DIRECTIONS FOR THIS TASK » Below are records; extract exactly the lines from the one with "What text is on this page?" through the final line, including both, but drop the pictures.

EXERCISE DATA »
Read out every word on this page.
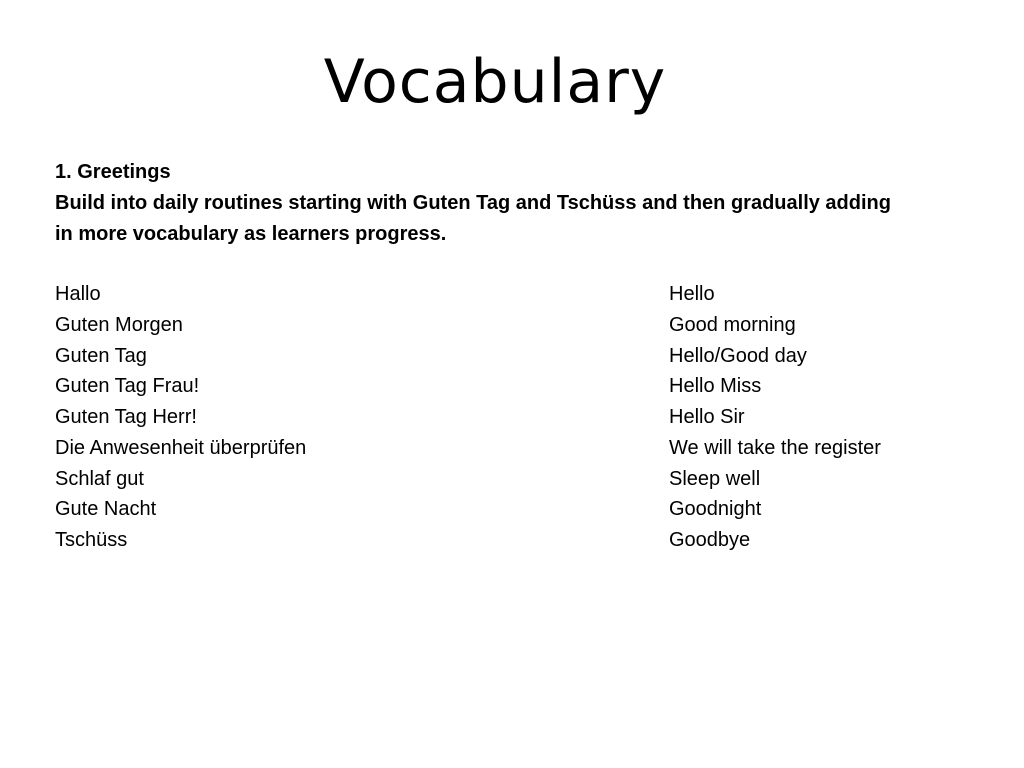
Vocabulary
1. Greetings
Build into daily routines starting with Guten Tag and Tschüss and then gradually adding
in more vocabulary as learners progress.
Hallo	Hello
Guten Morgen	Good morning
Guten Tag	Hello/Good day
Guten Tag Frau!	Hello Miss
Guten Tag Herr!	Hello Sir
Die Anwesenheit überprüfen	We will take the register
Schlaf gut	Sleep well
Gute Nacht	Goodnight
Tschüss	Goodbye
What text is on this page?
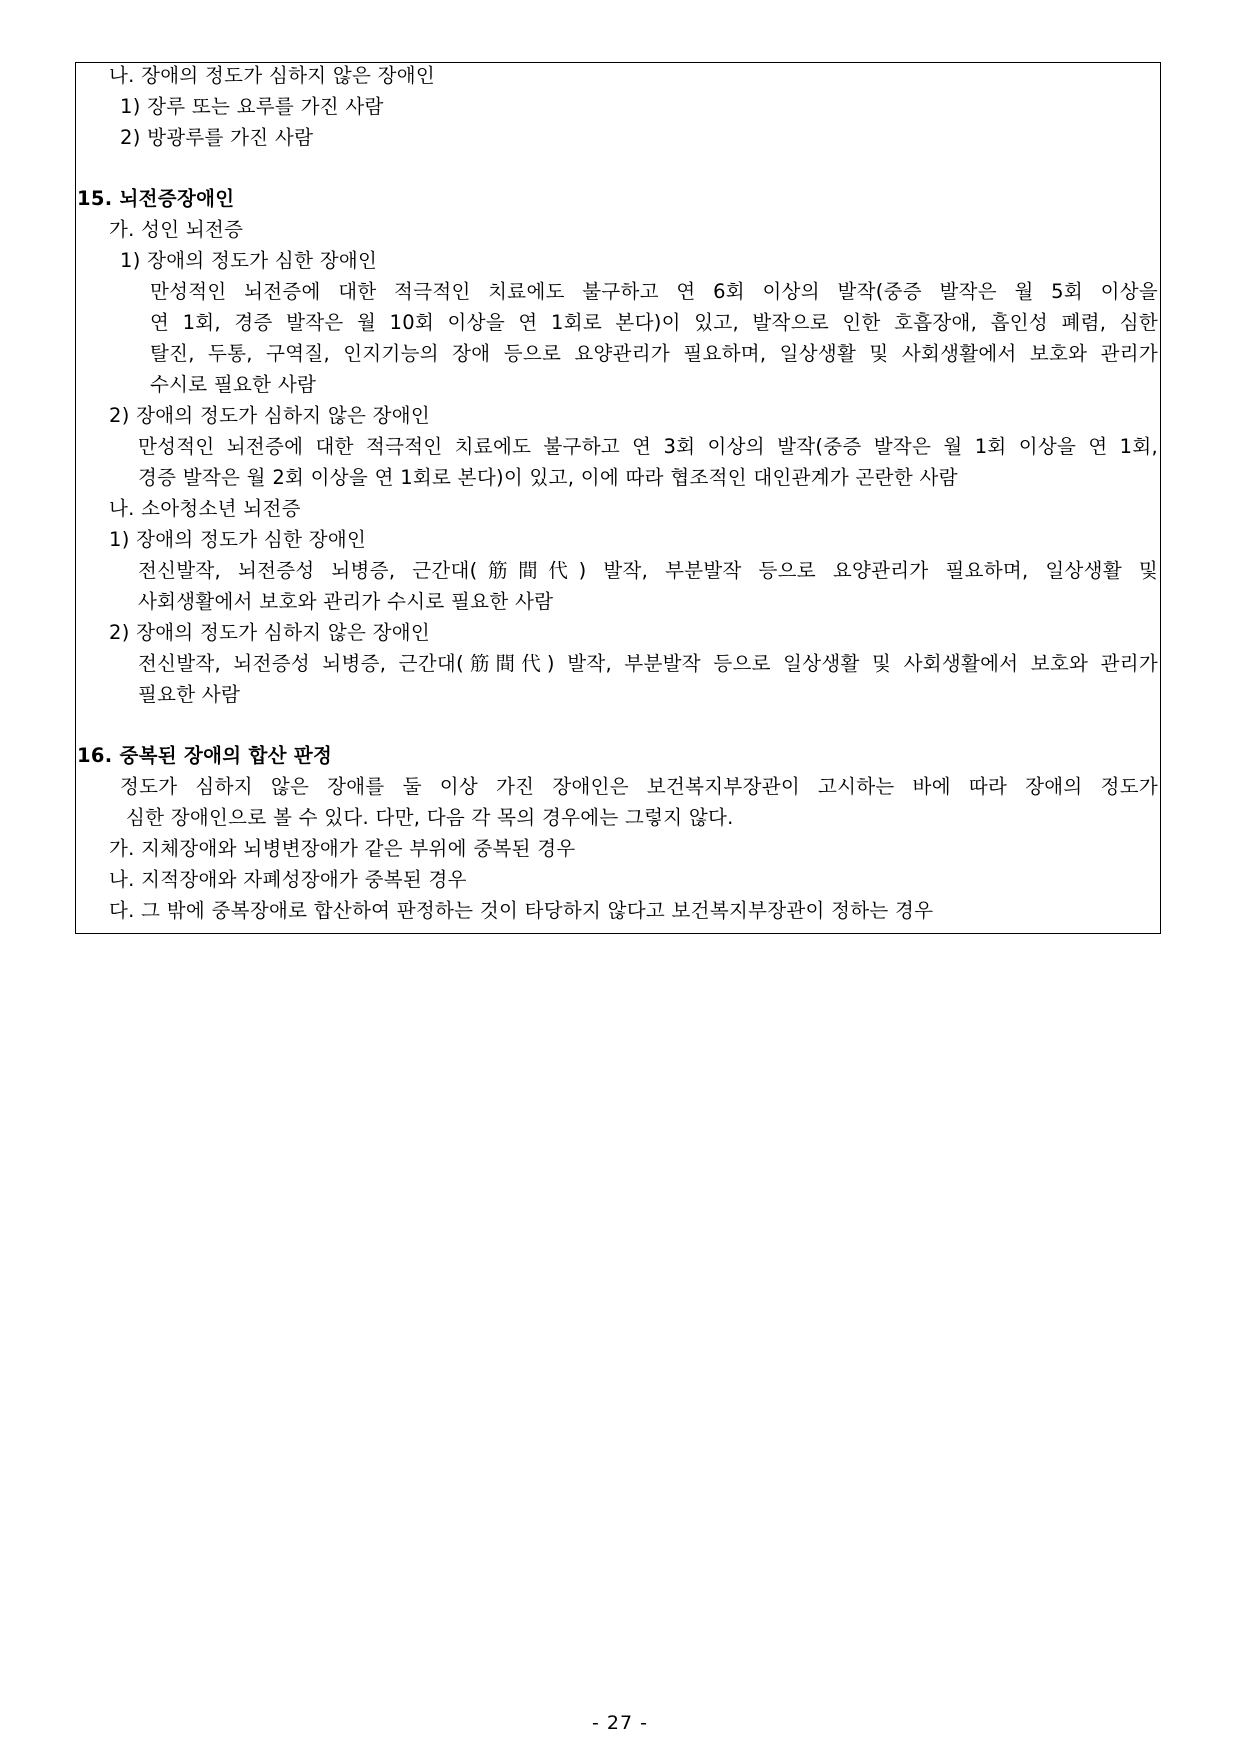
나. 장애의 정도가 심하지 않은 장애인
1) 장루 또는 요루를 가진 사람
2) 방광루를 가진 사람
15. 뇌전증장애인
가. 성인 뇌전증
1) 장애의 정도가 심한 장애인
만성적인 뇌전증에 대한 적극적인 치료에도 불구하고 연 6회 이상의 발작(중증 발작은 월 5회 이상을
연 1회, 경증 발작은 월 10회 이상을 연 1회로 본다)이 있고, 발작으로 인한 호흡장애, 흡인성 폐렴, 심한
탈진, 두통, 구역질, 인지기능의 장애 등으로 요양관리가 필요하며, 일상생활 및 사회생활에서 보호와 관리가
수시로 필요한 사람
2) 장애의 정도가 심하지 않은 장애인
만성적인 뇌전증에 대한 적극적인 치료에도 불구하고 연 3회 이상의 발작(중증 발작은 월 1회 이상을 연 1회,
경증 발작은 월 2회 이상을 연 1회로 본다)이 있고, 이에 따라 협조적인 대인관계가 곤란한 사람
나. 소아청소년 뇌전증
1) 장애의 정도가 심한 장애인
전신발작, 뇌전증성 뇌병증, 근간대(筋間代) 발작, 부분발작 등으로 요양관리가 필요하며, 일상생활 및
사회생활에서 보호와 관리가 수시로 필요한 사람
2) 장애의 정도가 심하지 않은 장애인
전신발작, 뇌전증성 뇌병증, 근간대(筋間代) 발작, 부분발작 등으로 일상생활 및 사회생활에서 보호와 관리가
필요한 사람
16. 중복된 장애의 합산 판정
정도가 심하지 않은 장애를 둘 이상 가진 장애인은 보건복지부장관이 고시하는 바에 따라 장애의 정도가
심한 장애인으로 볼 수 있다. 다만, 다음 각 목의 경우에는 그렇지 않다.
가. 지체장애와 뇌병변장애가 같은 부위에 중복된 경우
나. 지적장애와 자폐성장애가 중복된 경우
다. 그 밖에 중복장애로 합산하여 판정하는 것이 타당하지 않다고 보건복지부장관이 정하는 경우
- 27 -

TASK RESPONSE »
What text is on this page?
나. 장애의 정도가 심하지 않은 장애인
1) 장루 또는 요루를 가진 사람
2) 방광루를 가진 사람
15. 뇌전증장애인
가. 성인 뇌전증
1) 장애의 정도가 심한 장애인
만성적인 뇌전증에 대한 적극적인 치료에도 불구하고 연 6회 이상의 발작(중증 발작은 월 5회 이상을
연 1회, 경증 발작은 월 10회 이상을 연 1회로 본다)이 있고, 발작으로 인한 호흡장애, 흡인성 폐렴, 심한
탈진, 두통, 구역질, 인지기능의 장애 등으로 요양관리가 필요하며, 일상생활 및 사회생활에서 보호와 관리가
수시로 필요한 사람
2) 장애의 정도가 심하지 않은 장애인
만성적인 뇌전증에 대한 적극적인 치료에도 불구하고 연 3회 이상의 발작(중증 발작은 월 1회 이상을 연 1회,
경증 발작은 월 2회 이상을 연 1회로 본다)이 있고, 이에 따라 협조적인 대인관계가 곤란한 사람
나. 소아청소년 뇌전증
1) 장애의 정도가 심한 장애인
전신발작, 뇌전증성 뇌병증, 근간대(筋間代) 발작, 부분발작 등으로 요양관리가 필요하며, 일상생활 및
사회생활에서 보호와 관리가 수시로 필요한 사람
2) 장애의 정도가 심하지 않은 장애인
전신발작, 뇌전증성 뇌병증, 근간대(筋間代) 발작, 부분발작 등으로 일상생활 및 사회생활에서 보호와 관리가
필요한 사람
16. 중복된 장애의 합산 판정
정도가 심하지 않은 장애를 둘 이상 가진 장애인은 보건복지부장관이 고시하는 바에 따라 장애의 정도가
심한 장애인으로 볼 수 있다. 다만, 다음 각 목의 경우에는 그렇지 않다.
가. 지체장애와 뇌병변장애가 같은 부위에 중복된 경우
나. 지적장애와 자폐성장애가 중복된 경우
다. 그 밖에 중복장애로 합산하여 판정하는 것이 타당하지 않다고 보건복지부장관이 정하는 경우
- 27 -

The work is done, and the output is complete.